GIVEN TASK: Reproduce the lines of the material exactly, excluding every image.

===== RECORDED INFORMATION =====

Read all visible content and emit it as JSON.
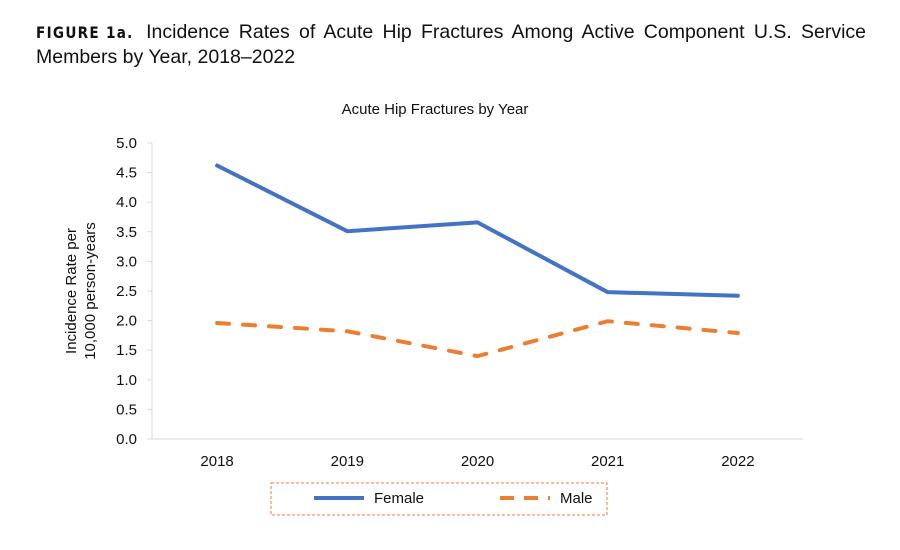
{
  "figure": {
    "label": "FIGURE 1a.",
    "caption": "Incidence Rates of Acute Hip Fractures Among Active Component U.S. Service Members by Year, 2018–2022"
  },
  "chart_data": {
    "type": "line",
    "title": "Acute Hip Fractures by Year",
    "xlabel": "",
    "ylabel": "Incidence Rate per 10,000 person-years",
    "ylabel_lines": [
      "Incidence Rate per",
      "10,000 person-years"
    ],
    "categories": [
      "2018",
      "2019",
      "2020",
      "2021",
      "2022"
    ],
    "ylim": [
      0,
      5
    ],
    "yticks": [
      "0.0",
      "0.5",
      "1.0",
      "1.5",
      "2.0",
      "2.5",
      "3.0",
      "3.5",
      "4.0",
      "4.5",
      "5.0"
    ],
    "grid": false,
    "legend_placement": "bottom",
    "series": [
      {
        "name": "Female",
        "values": [
          4.62,
          3.51,
          3.66,
          2.48,
          2.42
        ],
        "color": "#4472C4",
        "style": "solid"
      },
      {
        "name": "Male",
        "values": [
          1.96,
          1.82,
          1.4,
          1.99,
          1.79
        ],
        "color": "#ED7D31",
        "style": "dashed"
      }
    ]
  }
}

=====

RESPONSE:
Read all visible content and emit it as JSON.
{
  "figure": {
    "label": "FIGURE 1a.",
    "caption": "Incidence Rates of Acute Hip Fractures Among Active Component U.S. Service Members by Year, 2018–2022"
  },
  "chart_data": {
    "type": "line",
    "title": "Acute Hip Fractures by Year",
    "xlabel": "",
    "ylabel": "Incidence Rate per 10,000 person-years",
    "ylabel_lines": [
      "Incidence Rate per",
      "10,000 person-years"
    ],
    "categories": [
      "2018",
      "2019",
      "2020",
      "2021",
      "2022"
    ],
    "ylim": [
      0,
      5
    ],
    "yticks": [
      "0.0",
      "0.5",
      "1.0",
      "1.5",
      "2.0",
      "2.5",
      "3.0",
      "3.5",
      "4.0",
      "4.5",
      "5.0"
    ],
    "grid": false,
    "legend_placement": "bottom",
    "series": [
      {
        "name": "Female",
        "values": [
          4.62,
          3.51,
          3.66,
          2.48,
          2.42
        ],
        "color": "#4472C4",
        "style": "solid"
      },
      {
        "name": "Male",
        "values": [
          1.96,
          1.82,
          1.4,
          1.99,
          1.79
        ],
        "color": "#ED7D31",
        "style": "dashed"
      }
    ]
  }
}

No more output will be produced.